**What is expected**
Please resume the post on Google Glass input after its last sentence.

**Provided passage**
● ● ● ● ●

This post was originally featured on the Pristine blog.
This is the first in a series of posts that will illustrate how Glass is different from all of its computing predecessors: PCs, smartphones, and tablets. This series will cover every aspect of developing for Glass: programming and technical details, UX and ergonomics, use cases, and more. Glass is a unique platform, and everyone is still trying to understand the nuances of the strengths, limitations, and opportunities. We'd like to contribute to that open and ongoing conversation.
To kick things off, we're going to discuss what is perhaps the most fundamental aspect of Glass: how the user interacts with the device.
Glass, like any computer, requires input, and delivers some output. The input options for Glass are extremely limited:
1. Trackpad on the side
5. Winking (hacked only; not supported out of the box)
Glass is not conducive towards interactivity. The more interactive the application, the less desirable it will be to use. Physically "using" Glass is simply a pain. Try connecting to Wi-Fi, and you'll know exactly what I mean.
Why is Glass so painful to use? Swiping along a trackpad on the side of your head is unnatural. In the pre-Glass era, how many times did you rub your temple?
But what about voice? Google's voice-to-text technology is by all accounts the best in the world; most technology enthusiasts and bloggers agree that it's quite accurate. The problem with relying on voice - especially for any command longer than 2-3 words - is that the opportunities for error multiply exponentially. Every word is a potential point of failure. If Google's transcription service messes up one word, the entire command can be rendered effectively useless (that's why Siri attempts to account for transcription errors). When a voice command is rendered useless, it takes at least a few seconds to reset and try again depending on the exact context. Per Google's Glass development guidelines, content on Glass must be timely. One of the defining characteristics of Glass is that you don't have to spend 5 seconds to reach into your pocket and unlock your phone. If it takes longer than 5 seconds to initiate an action, then you might as well have pulled your smartphone out of your pocket. There are exceptions - surgeons in the OR wouldn't be able to use their hands - but generally speaking, failing a voice command means that you could've and should've used your phone instead.
The accelerometer and gyro are useful to wake Glass from sleep, but I'm having a tough time visualizing apps making use of those functions for any form of meaningful engagement. The human neck isn't design to move and bend all that much; accelerometer and gyro based movements need to have significant triggers. Glass defaults to 30 degree head tilts to wake from sleep to prevent ambient waking. Developers can use the accelerator and gyro, but they must do so conservatively. They cannot be used interactively.

● ● ● ● ●

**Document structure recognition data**

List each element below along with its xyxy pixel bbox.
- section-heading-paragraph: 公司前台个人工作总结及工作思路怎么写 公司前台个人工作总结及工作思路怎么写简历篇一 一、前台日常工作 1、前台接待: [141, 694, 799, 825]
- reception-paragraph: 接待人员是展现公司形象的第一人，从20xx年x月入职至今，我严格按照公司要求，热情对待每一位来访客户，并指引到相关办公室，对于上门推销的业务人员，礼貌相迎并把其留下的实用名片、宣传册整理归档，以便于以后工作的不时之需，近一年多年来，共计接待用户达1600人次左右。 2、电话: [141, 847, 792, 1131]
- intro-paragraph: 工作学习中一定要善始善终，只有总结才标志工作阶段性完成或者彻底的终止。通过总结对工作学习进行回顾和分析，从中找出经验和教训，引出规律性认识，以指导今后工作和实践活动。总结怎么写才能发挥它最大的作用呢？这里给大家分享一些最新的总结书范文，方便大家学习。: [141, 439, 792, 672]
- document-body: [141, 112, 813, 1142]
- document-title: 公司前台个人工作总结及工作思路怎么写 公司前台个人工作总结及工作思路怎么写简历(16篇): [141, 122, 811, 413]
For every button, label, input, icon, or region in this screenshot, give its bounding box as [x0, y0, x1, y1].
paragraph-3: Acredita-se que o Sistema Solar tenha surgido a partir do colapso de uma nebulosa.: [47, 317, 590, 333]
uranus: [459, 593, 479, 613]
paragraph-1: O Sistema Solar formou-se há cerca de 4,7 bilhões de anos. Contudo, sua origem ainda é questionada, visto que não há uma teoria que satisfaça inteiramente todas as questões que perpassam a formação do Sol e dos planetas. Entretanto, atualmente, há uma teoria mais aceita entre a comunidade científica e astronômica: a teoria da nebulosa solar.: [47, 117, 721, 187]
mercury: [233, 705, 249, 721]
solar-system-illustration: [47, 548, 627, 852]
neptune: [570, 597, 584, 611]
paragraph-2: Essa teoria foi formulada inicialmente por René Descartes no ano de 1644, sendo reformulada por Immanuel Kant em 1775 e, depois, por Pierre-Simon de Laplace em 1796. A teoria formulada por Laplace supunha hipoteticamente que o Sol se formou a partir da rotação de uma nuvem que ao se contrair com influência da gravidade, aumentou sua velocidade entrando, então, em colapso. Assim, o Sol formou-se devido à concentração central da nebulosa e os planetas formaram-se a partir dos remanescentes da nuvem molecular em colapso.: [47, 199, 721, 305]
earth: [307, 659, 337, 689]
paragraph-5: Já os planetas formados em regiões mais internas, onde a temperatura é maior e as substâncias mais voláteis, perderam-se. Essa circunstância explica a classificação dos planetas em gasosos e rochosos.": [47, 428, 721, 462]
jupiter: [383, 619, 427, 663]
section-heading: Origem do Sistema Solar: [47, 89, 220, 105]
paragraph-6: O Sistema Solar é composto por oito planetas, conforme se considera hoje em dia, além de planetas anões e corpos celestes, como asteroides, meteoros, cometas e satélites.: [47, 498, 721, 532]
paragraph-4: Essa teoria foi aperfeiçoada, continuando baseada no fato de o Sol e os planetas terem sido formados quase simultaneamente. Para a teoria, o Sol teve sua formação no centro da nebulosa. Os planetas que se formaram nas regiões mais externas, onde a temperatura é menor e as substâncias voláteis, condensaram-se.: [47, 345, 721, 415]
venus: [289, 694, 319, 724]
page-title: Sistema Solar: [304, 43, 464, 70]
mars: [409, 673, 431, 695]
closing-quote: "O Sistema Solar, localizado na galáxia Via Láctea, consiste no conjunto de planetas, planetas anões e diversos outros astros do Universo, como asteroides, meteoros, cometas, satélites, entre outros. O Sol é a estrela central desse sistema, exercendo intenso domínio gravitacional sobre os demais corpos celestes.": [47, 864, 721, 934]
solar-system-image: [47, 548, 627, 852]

● ● ● ● ●

**Reply**
The camera provides by far the most raw input data, and thus holds the most potential. However, given Glass's screen size, positioning relative to the human eye, and the challenges of implementing intelligent, dynamic object recognition, the camera is probably a long ways off from becoming the defining input mechanism for most Glass apps. Trulia's real estate Glass app uses the camera in conjunction with GPS and the compass to show you data about the real estate you're looking at. This is a methodology I'm sure dozens of other apps will employ: using camera + GPS + compass to overlay data from a database. However, because of Glass's screen size and positioning relative to the eye, the camera can't deliver a lot of interactivity. It can feed lots of data to a database in the cloud, but it can't provide for interactive apps, yet.
Winking will provide for lots of fun apps. It's a great trigger event. Coupled with other types of context - voice, camera, and location - it could provide for some unique forms of interactivity, though I'm not exactly sure what they'd look like. No matter the app, I don't think anyone wants to wink all day.
In the near term, voice will be the most compelling and useful input mechanism. Most commands will be brief to reduce chance of failure. Glass devs that are hacking Glass to run native Android APKs are already using voice to navigate their apps. We are too. It works quite well. "Next", "previous", and "lookup [x]" work 99% of the time in reasonably controlled environments. At a bar, forget about it, but in a clinic or hospital, even with people talking nearby, voice is a compelling input.
Longer term, I expect the camera to become the most powerful input. It provides such an incredible amount of context and data. If Google decides to implement a larger screen that's more aligned with the human eye, the camera could become the defining input mechanism for most apps. Meta-View and AtheerLabs are already working on that dream. We'll see if Google decides to go that route. Given that Google's been position Glass as a consumer device, I have my doubts, but perhaps they'll shift in Google's product strategy, or an eyeware computing hardware portfolio for different use cases.
The other very promising input mechanism for Glass is the MYO Armband. It can mitigate one of Glass's greatest weaknesses: limited inputs. MYO delivers a very elegant input solution that complements two of Glass's three unique traits: hands free and always there. We're excited to integrate the MYO armband into Pristine's apps.